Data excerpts
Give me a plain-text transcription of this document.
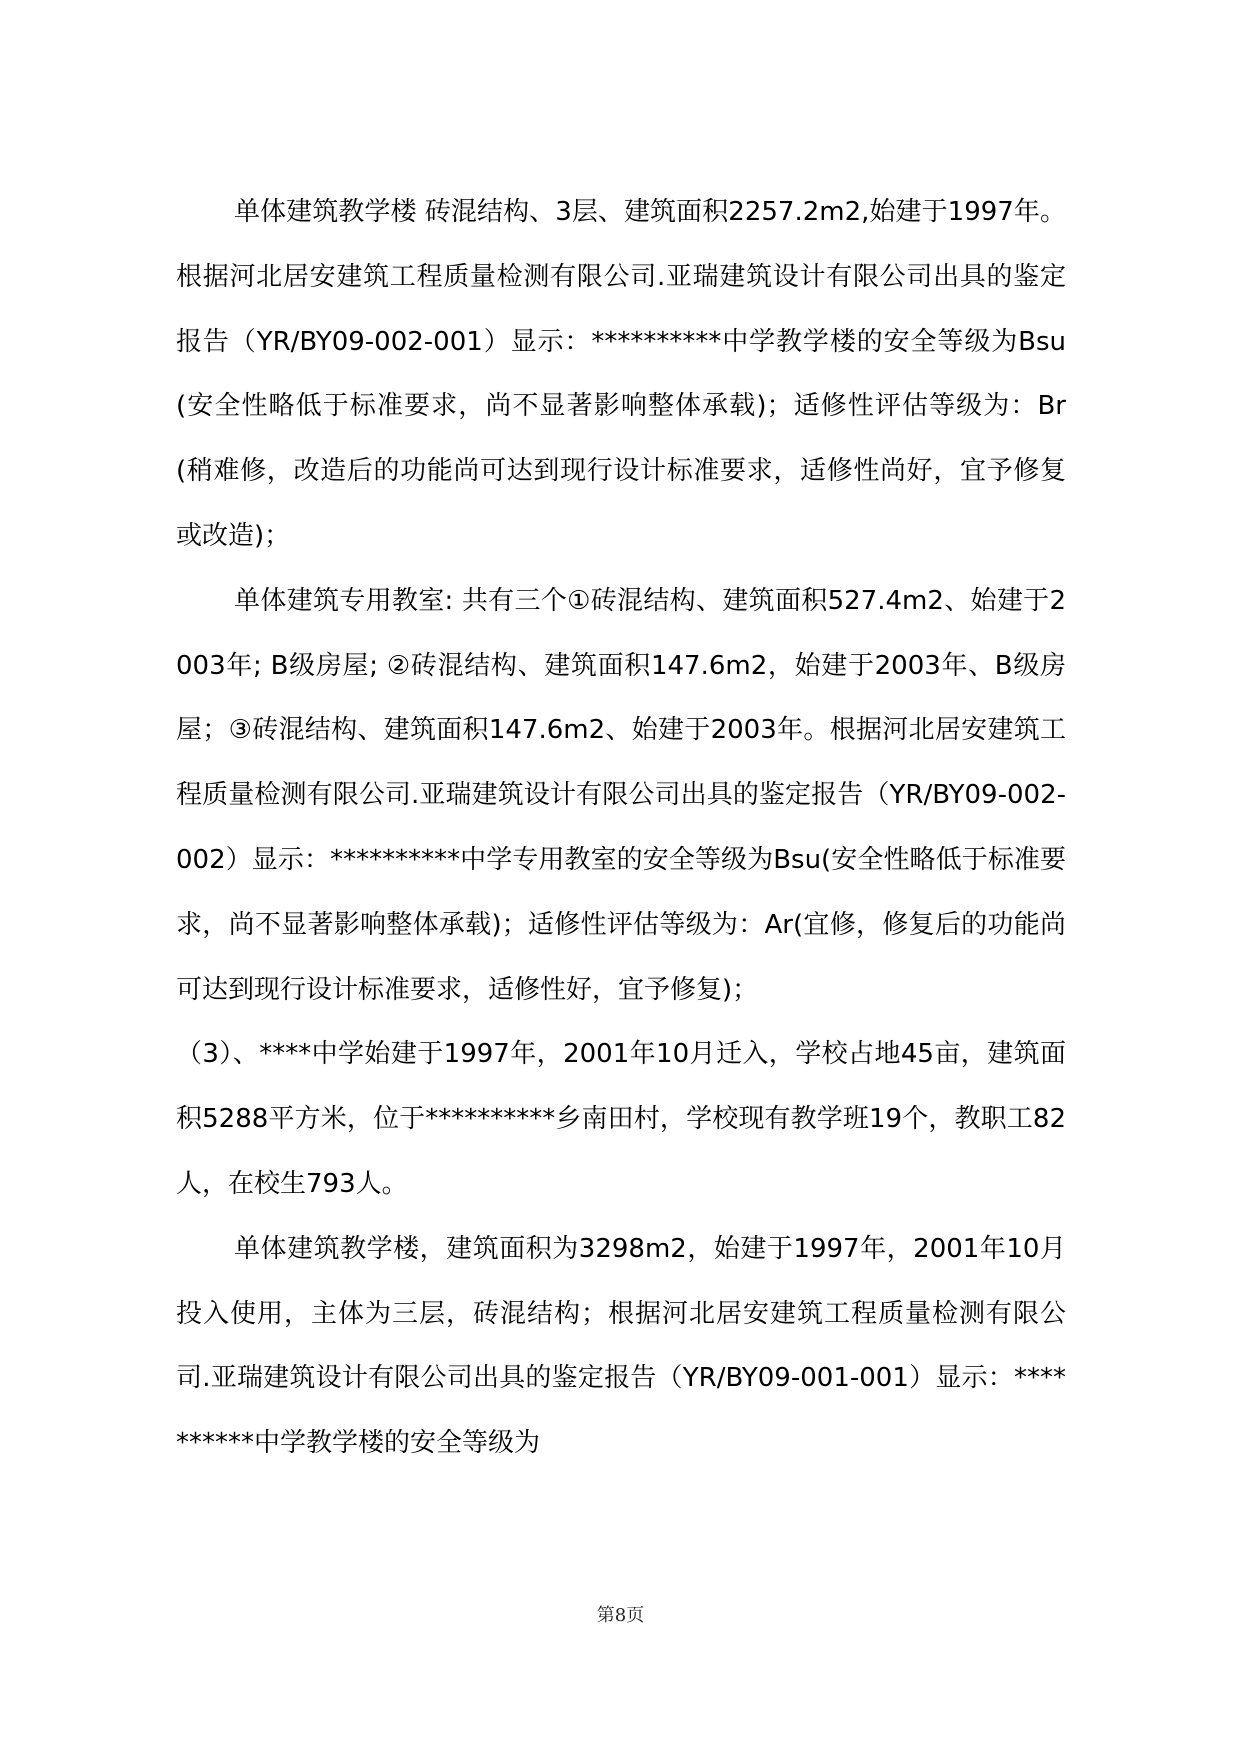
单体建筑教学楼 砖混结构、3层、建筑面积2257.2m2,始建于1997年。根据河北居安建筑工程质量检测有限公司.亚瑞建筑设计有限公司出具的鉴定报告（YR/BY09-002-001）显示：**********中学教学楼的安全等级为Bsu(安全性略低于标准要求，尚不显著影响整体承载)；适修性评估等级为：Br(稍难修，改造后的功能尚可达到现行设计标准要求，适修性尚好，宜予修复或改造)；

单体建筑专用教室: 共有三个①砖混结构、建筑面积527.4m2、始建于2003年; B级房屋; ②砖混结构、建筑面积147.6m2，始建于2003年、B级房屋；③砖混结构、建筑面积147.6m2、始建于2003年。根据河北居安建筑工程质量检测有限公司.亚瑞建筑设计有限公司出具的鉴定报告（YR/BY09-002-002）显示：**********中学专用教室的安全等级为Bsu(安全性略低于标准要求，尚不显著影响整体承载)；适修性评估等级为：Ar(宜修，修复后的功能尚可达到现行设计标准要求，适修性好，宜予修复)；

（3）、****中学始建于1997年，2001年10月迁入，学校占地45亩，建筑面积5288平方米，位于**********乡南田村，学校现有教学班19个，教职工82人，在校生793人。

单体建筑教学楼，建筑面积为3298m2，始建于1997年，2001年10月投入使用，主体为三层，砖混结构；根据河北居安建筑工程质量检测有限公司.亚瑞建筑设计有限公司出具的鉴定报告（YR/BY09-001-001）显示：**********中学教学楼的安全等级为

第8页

# WRITTEN TASK:
Transcribe the records verbatim and omit the images.

# EXERCISE SOLUTION:
Give me a plain-text transcription of this document.
单体建筑教学楼 砖混结构、3层、建筑面积2257.2m2,始建于1997年。根据河北居安建筑工程质量检测有限公司.亚瑞建筑设计有限公司出具的鉴定报告（YR/BY09-002-001）显示：**********中学教学楼的安全等级为Bsu(安全性略低于标准要求，尚不显著影响整体承载)；适修性评估等级为：Br(稍难修，改造后的功能尚可达到现行设计标准要求，适修性尚好，宜予修复或改造)；

单体建筑专用教室: 共有三个①砖混结构、建筑面积527.4m2、始建于2003年; B级房屋; ②砖混结构、建筑面积147.6m2，始建于2003年、B级房屋；③砖混结构、建筑面积147.6m2、始建于2003年。根据河北居安建筑工程质量检测有限公司.亚瑞建筑设计有限公司出具的鉴定报告（YR/BY09-002-002）显示：**********中学专用教室的安全等级为Bsu(安全性略低于标准要求，尚不显著影响整体承载)；适修性评估等级为：Ar(宜修，修复后的功能尚可达到现行设计标准要求，适修性好，宜予修复)；

（3）、****中学始建于1997年，2001年10月迁入，学校占地45亩，建筑面积5288平方米，位于**********乡南田村，学校现有教学班19个，教职工82人，在校生793人。

单体建筑教学楼，建筑面积为3298m2，始建于1997年，2001年10月投入使用，主体为三层，砖混结构；根据河北居安建筑工程质量检测有限公司.亚瑞建筑设计有限公司出具的鉴定报告（YR/BY09-001-001）显示：**********中学教学楼的安全等级为

第8页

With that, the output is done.